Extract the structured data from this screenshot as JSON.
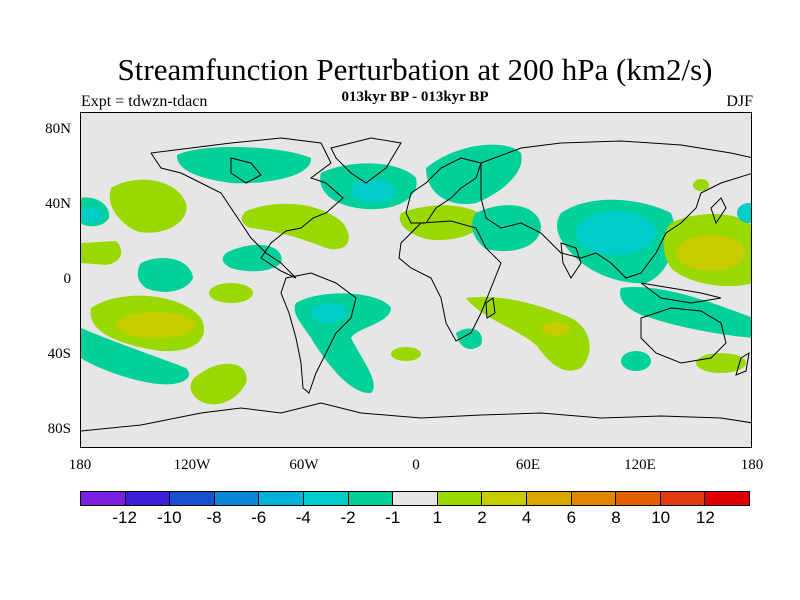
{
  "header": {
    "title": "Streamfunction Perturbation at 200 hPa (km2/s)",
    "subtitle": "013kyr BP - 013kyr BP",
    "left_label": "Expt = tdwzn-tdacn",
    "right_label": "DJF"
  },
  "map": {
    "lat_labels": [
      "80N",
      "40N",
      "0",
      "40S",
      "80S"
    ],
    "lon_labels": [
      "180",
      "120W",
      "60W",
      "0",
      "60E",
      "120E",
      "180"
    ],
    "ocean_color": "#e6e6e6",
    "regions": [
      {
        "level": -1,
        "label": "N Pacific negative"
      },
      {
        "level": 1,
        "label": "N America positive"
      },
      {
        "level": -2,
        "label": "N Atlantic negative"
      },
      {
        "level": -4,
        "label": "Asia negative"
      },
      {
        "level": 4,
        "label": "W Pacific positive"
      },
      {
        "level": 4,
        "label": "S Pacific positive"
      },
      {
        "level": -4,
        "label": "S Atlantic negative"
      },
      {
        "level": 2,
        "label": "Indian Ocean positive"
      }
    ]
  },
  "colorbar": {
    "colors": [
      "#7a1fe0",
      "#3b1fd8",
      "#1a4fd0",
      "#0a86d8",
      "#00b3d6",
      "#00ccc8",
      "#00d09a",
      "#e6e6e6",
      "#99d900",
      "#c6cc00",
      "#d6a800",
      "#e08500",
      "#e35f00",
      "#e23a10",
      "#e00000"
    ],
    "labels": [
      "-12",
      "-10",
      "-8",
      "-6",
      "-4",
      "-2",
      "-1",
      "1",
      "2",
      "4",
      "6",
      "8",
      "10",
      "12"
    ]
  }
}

....

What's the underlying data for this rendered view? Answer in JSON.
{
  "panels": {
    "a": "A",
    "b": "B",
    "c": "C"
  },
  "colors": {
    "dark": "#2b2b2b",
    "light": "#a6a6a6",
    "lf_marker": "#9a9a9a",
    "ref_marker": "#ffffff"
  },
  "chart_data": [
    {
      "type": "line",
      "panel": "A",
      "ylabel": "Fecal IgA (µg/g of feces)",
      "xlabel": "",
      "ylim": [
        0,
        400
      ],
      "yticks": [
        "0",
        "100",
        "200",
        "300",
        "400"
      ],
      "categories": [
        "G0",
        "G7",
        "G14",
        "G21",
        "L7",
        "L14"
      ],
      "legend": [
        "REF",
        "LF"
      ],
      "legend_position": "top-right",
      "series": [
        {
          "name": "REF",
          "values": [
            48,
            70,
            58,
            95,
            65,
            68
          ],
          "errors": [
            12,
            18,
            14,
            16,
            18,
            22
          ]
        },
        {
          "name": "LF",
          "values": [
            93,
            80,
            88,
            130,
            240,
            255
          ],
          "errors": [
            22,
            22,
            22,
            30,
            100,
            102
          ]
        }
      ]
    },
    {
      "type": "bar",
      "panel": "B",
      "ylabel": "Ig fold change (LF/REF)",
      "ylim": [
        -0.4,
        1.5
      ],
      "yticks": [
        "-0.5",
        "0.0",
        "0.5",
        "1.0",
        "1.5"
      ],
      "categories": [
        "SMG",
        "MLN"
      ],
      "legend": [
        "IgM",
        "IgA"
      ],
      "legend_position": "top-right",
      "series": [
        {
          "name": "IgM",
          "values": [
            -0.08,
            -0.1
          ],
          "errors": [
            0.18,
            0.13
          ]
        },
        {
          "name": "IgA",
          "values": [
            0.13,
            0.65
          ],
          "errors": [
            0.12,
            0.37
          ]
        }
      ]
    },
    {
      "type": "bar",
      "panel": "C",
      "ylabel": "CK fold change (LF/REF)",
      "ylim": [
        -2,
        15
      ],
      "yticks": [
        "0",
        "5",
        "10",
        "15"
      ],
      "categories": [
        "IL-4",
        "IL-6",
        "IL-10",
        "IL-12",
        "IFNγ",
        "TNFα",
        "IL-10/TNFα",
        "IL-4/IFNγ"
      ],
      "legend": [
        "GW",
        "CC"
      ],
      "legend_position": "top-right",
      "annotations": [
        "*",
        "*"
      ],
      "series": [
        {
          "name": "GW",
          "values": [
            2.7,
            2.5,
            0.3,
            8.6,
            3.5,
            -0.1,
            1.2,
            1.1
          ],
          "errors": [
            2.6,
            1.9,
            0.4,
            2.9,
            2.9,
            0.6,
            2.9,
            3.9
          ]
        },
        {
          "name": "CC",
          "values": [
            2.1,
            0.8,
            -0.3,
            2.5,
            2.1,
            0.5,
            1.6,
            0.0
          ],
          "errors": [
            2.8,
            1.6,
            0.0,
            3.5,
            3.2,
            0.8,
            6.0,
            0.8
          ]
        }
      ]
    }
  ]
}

....

List the lines of the material in which the word "name" occurs.

FINAL RESULT:
          "name": "REF",
          "name": "LF",
          "name": "IgM",
          "name": "IgA",
          "name": "GW",
          "name": "CC",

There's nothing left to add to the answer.